* [WHAT YOU ARE ASKED TO DO]
Copy the lines word for word, starting with the first line and ending with the line that contains "y2-tick-label: 1 xyxy=(1148,268,1157,285)", both included.
──────────────────────────────
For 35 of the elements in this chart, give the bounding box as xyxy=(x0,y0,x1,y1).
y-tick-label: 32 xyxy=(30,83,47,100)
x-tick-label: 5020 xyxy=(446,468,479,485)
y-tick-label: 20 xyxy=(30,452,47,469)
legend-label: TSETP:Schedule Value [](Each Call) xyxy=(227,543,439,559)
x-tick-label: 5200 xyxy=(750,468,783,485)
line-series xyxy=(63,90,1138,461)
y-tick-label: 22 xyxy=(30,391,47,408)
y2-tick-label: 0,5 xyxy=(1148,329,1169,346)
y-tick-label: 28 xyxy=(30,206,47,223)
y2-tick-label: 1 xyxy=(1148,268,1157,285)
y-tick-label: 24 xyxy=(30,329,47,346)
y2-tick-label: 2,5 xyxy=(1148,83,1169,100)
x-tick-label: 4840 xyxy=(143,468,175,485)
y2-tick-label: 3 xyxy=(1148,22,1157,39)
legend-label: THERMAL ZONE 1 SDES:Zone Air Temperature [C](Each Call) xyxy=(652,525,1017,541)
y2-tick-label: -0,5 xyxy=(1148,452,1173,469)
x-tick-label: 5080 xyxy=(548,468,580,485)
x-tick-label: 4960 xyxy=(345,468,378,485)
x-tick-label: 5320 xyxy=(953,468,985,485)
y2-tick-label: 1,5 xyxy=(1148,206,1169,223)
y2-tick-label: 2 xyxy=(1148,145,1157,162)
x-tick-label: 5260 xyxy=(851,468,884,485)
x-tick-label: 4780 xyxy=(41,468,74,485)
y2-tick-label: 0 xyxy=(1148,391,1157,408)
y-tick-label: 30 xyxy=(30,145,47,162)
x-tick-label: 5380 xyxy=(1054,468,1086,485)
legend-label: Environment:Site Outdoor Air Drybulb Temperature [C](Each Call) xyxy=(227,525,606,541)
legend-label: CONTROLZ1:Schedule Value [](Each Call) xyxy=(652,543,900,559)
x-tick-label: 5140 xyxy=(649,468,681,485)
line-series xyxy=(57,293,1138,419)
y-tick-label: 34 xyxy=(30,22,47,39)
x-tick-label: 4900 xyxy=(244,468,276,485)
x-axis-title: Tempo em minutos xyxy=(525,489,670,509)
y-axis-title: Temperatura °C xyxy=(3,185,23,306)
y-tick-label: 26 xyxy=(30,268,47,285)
──────────────────────────────
* [RESPONSE FOR THIS EXERCISE]
For 35 of the elements in this chart, give the bounding box as xyxy=(x0,y0,x1,y1).
y-tick-label: 32 xyxy=(30,83,47,100)
x-tick-label: 5020 xyxy=(446,468,479,485)
y-tick-label: 20 xyxy=(30,452,47,469)
legend-label: TSETP:Schedule Value [](Each Call) xyxy=(227,543,439,559)
x-tick-label: 5200 xyxy=(750,468,783,485)
line-series xyxy=(63,90,1138,461)
y-tick-label: 22 xyxy=(30,391,47,408)
y2-tick-label: 0,5 xyxy=(1148,329,1169,346)
y-tick-label: 28 xyxy=(30,206,47,223)
y2-tick-label: 1 xyxy=(1148,268,1157,285)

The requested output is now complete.